* begin *
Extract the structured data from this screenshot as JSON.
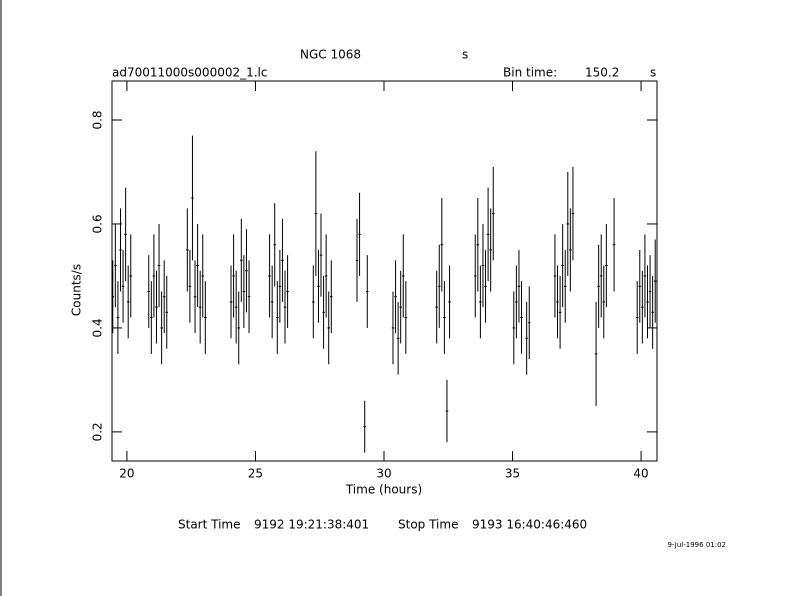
{
  "chart_data": {
    "type": "errorbar",
    "title": "NGC 1068",
    "title_suffix": "s",
    "subtitle": "ad70011000s000002_1.lc",
    "bin_time_label": "Bin time:",
    "bin_time": 150.2,
    "bin_time_unit": "s",
    "x_label": "Time (hours)",
    "y_label": "Counts/s",
    "start_time_label": "Start Time",
    "start_time": "9192 19:21:38:401",
    "stop_time_label": "Stop Time",
    "stop_time": "9193 16:40:46:460",
    "timestamp": "9-Jul-1996 01:02",
    "color": "#000000",
    "xlim": [
      19.42,
      40.62
    ],
    "ylim": [
      0.144,
      0.875
    ],
    "xticks": [
      20,
      25,
      30,
      35,
      40
    ],
    "yticks": [
      0.2,
      0.4,
      0.6,
      0.8
    ],
    "x": [
      19.45,
      19.55,
      19.65,
      19.75,
      19.85,
      19.95,
      20.05,
      20.15,
      20.85,
      20.95,
      21.05,
      21.15,
      21.25,
      21.35,
      21.45,
      21.55,
      22.35,
      22.45,
      22.55,
      22.65,
      22.75,
      22.85,
      22.95,
      23.05,
      24.05,
      24.15,
      24.25,
      24.35,
      24.45,
      24.55,
      24.65,
      24.75,
      25.55,
      25.65,
      25.75,
      25.85,
      25.95,
      26.05,
      26.15,
      26.25,
      27.25,
      27.35,
      27.45,
      27.55,
      27.65,
      27.75,
      27.85,
      27.95,
      28.95,
      29.05,
      29.25,
      29.35,
      30.35,
      30.45,
      30.55,
      30.65,
      30.75,
      30.85,
      32.05,
      32.15,
      32.25,
      32.35,
      32.45,
      32.55,
      33.55,
      33.65,
      33.75,
      33.85,
      33.95,
      34.05,
      34.15,
      34.25,
      35.05,
      35.15,
      35.25,
      35.35,
      35.55,
      35.65,
      36.65,
      36.75,
      36.85,
      36.95,
      37.05,
      37.15,
      37.25,
      37.35,
      38.25,
      38.35,
      38.45,
      38.55,
      38.65,
      38.95,
      39.85,
      39.95,
      40.05,
      40.15,
      40.25,
      40.35,
      40.45,
      40.55
    ],
    "values": [
      0.46,
      0.52,
      0.42,
      0.55,
      0.48,
      0.58,
      0.45,
      0.5,
      0.47,
      0.42,
      0.5,
      0.44,
      0.52,
      0.4,
      0.46,
      0.43,
      0.55,
      0.48,
      0.65,
      0.46,
      0.52,
      0.44,
      0.5,
      0.42,
      0.45,
      0.5,
      0.44,
      0.4,
      0.53,
      0.47,
      0.51,
      0.46,
      0.5,
      0.45,
      0.56,
      0.42,
      0.48,
      0.53,
      0.44,
      0.47,
      0.45,
      0.62,
      0.48,
      0.54,
      0.43,
      0.5,
      0.4,
      0.46,
      0.53,
      0.58,
      0.21,
      0.47,
      0.4,
      0.46,
      0.38,
      0.44,
      0.5,
      0.42,
      0.44,
      0.48,
      0.56,
      0.42,
      0.24,
      0.45,
      0.5,
      0.56,
      0.45,
      0.52,
      0.48,
      0.58,
      0.55,
      0.62,
      0.4,
      0.45,
      0.48,
      0.42,
      0.38,
      0.41,
      0.5,
      0.45,
      0.43,
      0.52,
      0.48,
      0.6,
      0.55,
      0.62,
      0.35,
      0.48,
      0.5,
      0.45,
      0.52,
      0.56,
      0.42,
      0.48,
      0.44,
      0.5,
      0.45,
      0.47,
      0.43,
      0.49
    ],
    "errors": [
      0.07,
      0.08,
      0.07,
      0.08,
      0.07,
      0.09,
      0.07,
      0.08,
      0.07,
      0.07,
      0.08,
      0.07,
      0.08,
      0.07,
      0.07,
      0.07,
      0.08,
      0.07,
      0.12,
      0.07,
      0.08,
      0.07,
      0.08,
      0.07,
      0.07,
      0.08,
      0.07,
      0.07,
      0.08,
      0.07,
      0.08,
      0.07,
      0.08,
      0.07,
      0.08,
      0.07,
      0.07,
      0.08,
      0.07,
      0.07,
      0.07,
      0.12,
      0.07,
      0.08,
      0.07,
      0.08,
      0.07,
      0.07,
      0.08,
      0.08,
      0.05,
      0.07,
      0.07,
      0.07,
      0.07,
      0.07,
      0.08,
      0.07,
      0.07,
      0.08,
      0.09,
      0.07,
      0.06,
      0.07,
      0.08,
      0.09,
      0.07,
      0.08,
      0.07,
      0.09,
      0.08,
      0.09,
      0.07,
      0.07,
      0.07,
      0.07,
      0.07,
      0.07,
      0.08,
      0.07,
      0.07,
      0.08,
      0.07,
      0.1,
      0.08,
      0.09,
      0.1,
      0.08,
      0.08,
      0.07,
      0.08,
      0.09,
      0.07,
      0.07,
      0.07,
      0.08,
      0.07,
      0.07,
      0.07,
      0.08
    ]
  }
}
* end *
AIM OF THE TASK:
Extract the full listing exactly, with the pictures left out.

EXERCISE ANSWER:
Extract the structured data from this screenshot as JSON.
{
  "chart_data": {
    "type": "errorbar",
    "title": "NGC 1068",
    "title_suffix": "s",
    "subtitle": "ad70011000s000002_1.lc",
    "bin_time_label": "Bin time:",
    "bin_time": 150.2,
    "bin_time_unit": "s",
    "x_label": "Time (hours)",
    "y_label": "Counts/s",
    "start_time_label": "Start Time",
    "start_time": "9192 19:21:38:401",
    "stop_time_label": "Stop Time",
    "stop_time": "9193 16:40:46:460",
    "timestamp": "9-Jul-1996 01:02",
    "color": "#000000",
    "xlim": [
      19.42,
      40.62
    ],
    "ylim": [
      0.144,
      0.875
    ],
    "xticks": [
      20,
      25,
      30,
      35,
      40
    ],
    "yticks": [
      0.2,
      0.4,
      0.6,
      0.8
    ],
    "x": [
      19.45,
      19.55,
      19.65,
      19.75,
      19.85,
      19.95,
      20.05,
      20.15,
      20.85,
      20.95,
      21.05,
      21.15,
      21.25,
      21.35,
      21.45,
      21.55,
      22.35,
      22.45,
      22.55,
      22.65,
      22.75,
      22.85,
      22.95,
      23.05,
      24.05,
      24.15,
      24.25,
      24.35,
      24.45,
      24.55,
      24.65,
      24.75,
      25.55,
      25.65,
      25.75,
      25.85,
      25.95,
      26.05,
      26.15,
      26.25,
      27.25,
      27.35,
      27.45,
      27.55,
      27.65,
      27.75,
      27.85,
      27.95,
      28.95,
      29.05,
      29.25,
      29.35,
      30.35,
      30.45,
      30.55,
      30.65,
      30.75,
      30.85,
      32.05,
      32.15,
      32.25,
      32.35,
      32.45,
      32.55,
      33.55,
      33.65,
      33.75,
      33.85,
      33.95,
      34.05,
      34.15,
      34.25,
      35.05,
      35.15,
      35.25,
      35.35,
      35.55,
      35.65,
      36.65,
      36.75,
      36.85,
      36.95,
      37.05,
      37.15,
      37.25,
      37.35,
      38.25,
      38.35,
      38.45,
      38.55,
      38.65,
      38.95,
      39.85,
      39.95,
      40.05,
      40.15,
      40.25,
      40.35,
      40.45,
      40.55
    ],
    "values": [
      0.46,
      0.52,
      0.42,
      0.55,
      0.48,
      0.58,
      0.45,
      0.5,
      0.47,
      0.42,
      0.5,
      0.44,
      0.52,
      0.4,
      0.46,
      0.43,
      0.55,
      0.48,
      0.65,
      0.46,
      0.52,
      0.44,
      0.5,
      0.42,
      0.45,
      0.5,
      0.44,
      0.4,
      0.53,
      0.47,
      0.51,
      0.46,
      0.5,
      0.45,
      0.56,
      0.42,
      0.48,
      0.53,
      0.44,
      0.47,
      0.45,
      0.62,
      0.48,
      0.54,
      0.43,
      0.5,
      0.4,
      0.46,
      0.53,
      0.58,
      0.21,
      0.47,
      0.4,
      0.46,
      0.38,
      0.44,
      0.5,
      0.42,
      0.44,
      0.48,
      0.56,
      0.42,
      0.24,
      0.45,
      0.5,
      0.56,
      0.45,
      0.52,
      0.48,
      0.58,
      0.55,
      0.62,
      0.4,
      0.45,
      0.48,
      0.42,
      0.38,
      0.41,
      0.5,
      0.45,
      0.43,
      0.52,
      0.48,
      0.6,
      0.55,
      0.62,
      0.35,
      0.48,
      0.5,
      0.45,
      0.52,
      0.56,
      0.42,
      0.48,
      0.44,
      0.5,
      0.45,
      0.47,
      0.43,
      0.49
    ],
    "errors": [
      0.07,
      0.08,
      0.07,
      0.08,
      0.07,
      0.09,
      0.07,
      0.08,
      0.07,
      0.07,
      0.08,
      0.07,
      0.08,
      0.07,
      0.07,
      0.07,
      0.08,
      0.07,
      0.12,
      0.07,
      0.08,
      0.07,
      0.08,
      0.07,
      0.07,
      0.08,
      0.07,
      0.07,
      0.08,
      0.07,
      0.08,
      0.07,
      0.08,
      0.07,
      0.08,
      0.07,
      0.07,
      0.08,
      0.07,
      0.07,
      0.07,
      0.12,
      0.07,
      0.08,
      0.07,
      0.08,
      0.07,
      0.07,
      0.08,
      0.08,
      0.05,
      0.07,
      0.07,
      0.07,
      0.07,
      0.07,
      0.08,
      0.07,
      0.07,
      0.08,
      0.09,
      0.07,
      0.06,
      0.07,
      0.08,
      0.09,
      0.07,
      0.08,
      0.07,
      0.09,
      0.08,
      0.09,
      0.07,
      0.07,
      0.07,
      0.07,
      0.07,
      0.07,
      0.08,
      0.07,
      0.07,
      0.08,
      0.07,
      0.1,
      0.08,
      0.09,
      0.1,
      0.08,
      0.08,
      0.07,
      0.08,
      0.09,
      0.07,
      0.07,
      0.07,
      0.08,
      0.07,
      0.07,
      0.07,
      0.08
    ]
  }
}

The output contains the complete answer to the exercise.